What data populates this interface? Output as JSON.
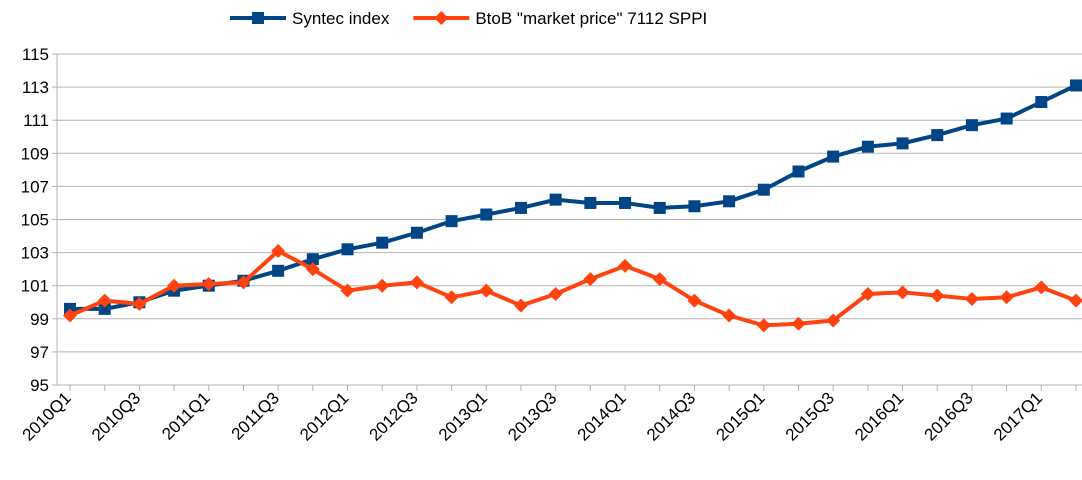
{
  "chart_data": {
    "type": "line",
    "categories": [
      "2010Q1",
      null,
      "2010Q3",
      null,
      "2011Q1",
      null,
      "2011Q3",
      null,
      "2012Q1",
      null,
      "2012Q3",
      null,
      "2013Q1",
      null,
      "2013Q3",
      null,
      "2014Q1",
      null,
      "2014Q3",
      null,
      "2015Q1",
      null,
      "2015Q3",
      null,
      "2016Q1",
      null,
      "2016Q3",
      null,
      "2017Q1",
      null
    ],
    "series": [
      {
        "name": "Syntec index",
        "color": "#004586",
        "marker": "square",
        "values": [
          99.6,
          99.6,
          100.0,
          100.7,
          101.0,
          101.3,
          101.9,
          102.6,
          103.2,
          103.6,
          104.2,
          104.9,
          105.3,
          105.7,
          106.2,
          106.0,
          106.0,
          105.7,
          105.8,
          106.1,
          106.8,
          107.9,
          108.8,
          109.4,
          109.6,
          110.1,
          110.7,
          111.1,
          112.1,
          113.1
        ]
      },
      {
        "name": "BtoB \"market price\" 7112 SPPI",
        "color": "#ff420e",
        "marker": "diamond",
        "values": [
          99.2,
          100.1,
          99.9,
          101.0,
          101.1,
          101.2,
          103.1,
          102.0,
          100.7,
          101.0,
          101.2,
          100.3,
          100.7,
          99.8,
          100.5,
          101.4,
          102.2,
          101.4,
          100.1,
          99.2,
          98.6,
          98.7,
          98.9,
          100.5,
          100.6,
          100.4,
          100.2,
          100.3,
          100.9,
          100.1
        ]
      }
    ],
    "ylim": [
      95,
      115
    ],
    "yticks": [
      95,
      97,
      99,
      101,
      103,
      105,
      107,
      109,
      111,
      113,
      115
    ],
    "grid": true,
    "legend": "top"
  }
}
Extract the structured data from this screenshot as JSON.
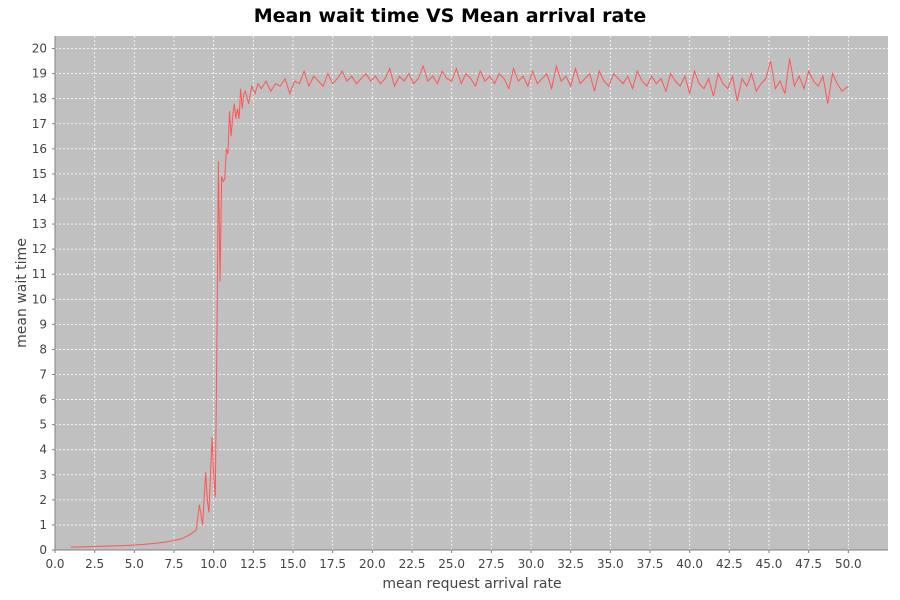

- Problem to work on:
Across the entries, how many lines contain "JSON"? Reply with the number only.

- Full answer:
2